[Dataset entries]
::::::::
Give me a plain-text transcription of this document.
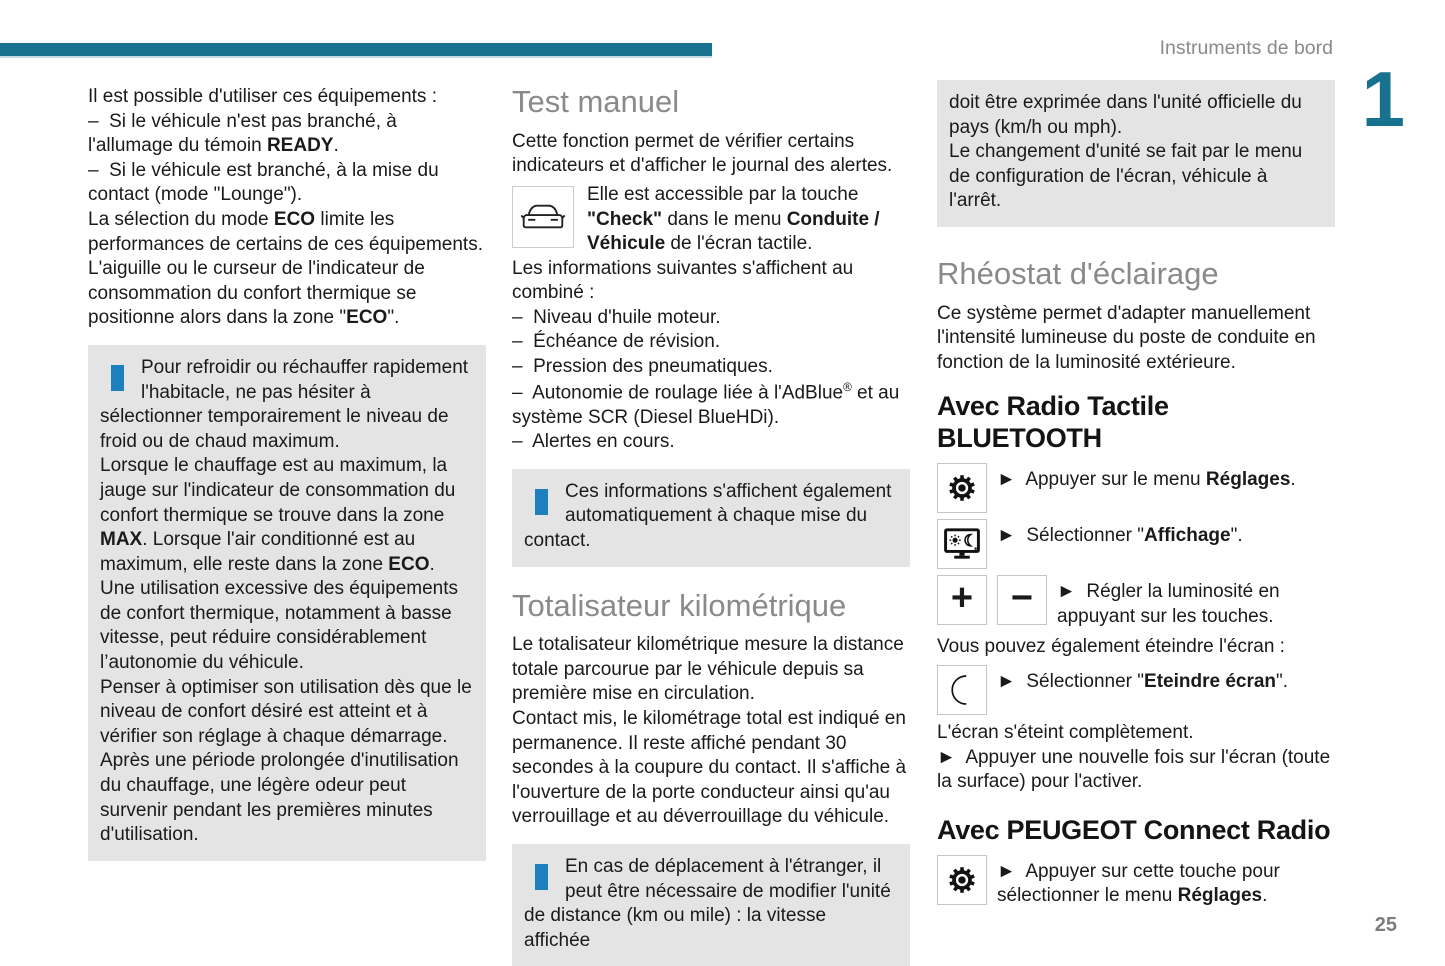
Instruments de bord
1

Il est possible d'utiliser ces équipements :

–  Si le véhicule n'est pas branché, à l'allumage du témoin READY.

–  Si le véhicule est branché, à la mise du contact (mode "Lounge").

La sélection du mode ECO limite les performances de certains de ces équipements.

L'aiguille ou le curseur de l'indicateur de consommation du confort thermique se positionne alors dans la zone "ECO".

Pour refroidir ou réchauffer rapidement l'habitacle, ne pas hésiter à sélectionner temporairement le niveau de froid ou de chaud maximum.

Lorsque le chauffage est au maximum, la jauge sur l'indicateur de consommation du confort thermique se trouve dans la zone MAX. Lorsque l'air conditionné est au maximum, elle reste dans la zone ECO.

Une utilisation excessive des équipements de confort thermique, notamment à basse vitesse, peut réduire considérablement l’autonomie du véhicule.

Penser à optimiser son utilisation dès que le niveau de confort désiré est atteint et à vérifier son réglage à chaque démarrage.

Après une période prolongée d'inutilisation du chauffage, une légère odeur peut survenir pendant les premières minutes d'utilisation.

Test manuel

Cette fonction permet de vérifier certains indicateurs et d'afficher le journal des alertes.

Elle est accessible par la touche "Check" dans le menu Conduite / Véhicule de l'écran tactile.

Les informations suivantes s'affichent au combiné :

–  Niveau d'huile moteur.

–  Échéance de révision.

–  Pression des pneumatiques.

–  Autonomie de roulage liée à l'AdBlue® et au système SCR (Diesel BlueHDi).

–  Alertes en cours.

Ces informations s'affichent également automatiquement à chaque mise du contact.

Totalisateur kilométrique

Le totalisateur kilométrique mesure la distance totale parcourue par le véhicule depuis sa première mise en circulation.

Contact mis, le kilométrage total est indiqué en permanence. Il reste affiché pendant 30 secondes à la coupure du contact. Il s'affiche à l'ouverture de la porte conducteur ainsi qu'au verrouillage et au déverrouillage du véhicule.

En cas de déplacement à l'étranger, il peut être nécessaire de modifier l'unité de distance (km ou mile) : la vitesse affichée

doit être exprimée dans l'unité officielle du pays (km/h ou mph).

Le changement d'unité se fait par le menu de configuration de l'écran, véhicule à l'arrêt.

Rhéostat d'éclairage

Ce système permet d'adapter manuellement l'intensité lumineuse du poste de conduite en fonction de la luminosité extérieure.

Avec Radio Tactile BLUETOOTH
►  Appuyer sur le menu Réglages.
►  Sélectionner "Affichage".
+ − ►  Régler la luminosité en appuyant sur les touches.

Vous pouvez également éteindre l'écran :

►  Sélectionner "Eteindre écran".

L'écran s'éteint complètement.

►  Appuyer une nouvelle fois sur l'écran (toute la surface) pour l'activer.

Avec PEUGEOT Connect Radio
►  Appuyer sur cette touche pour sélectionner le menu Réglages.
25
::::::::
Which lines above hold the word "certains"? Copy each of them.

> Solution to this task:
La sélection du mode ECO limite les performances de certains de ces équipements.
Cette fonction permet de vérifier certains indicateurs et d'afficher le journal des alertes.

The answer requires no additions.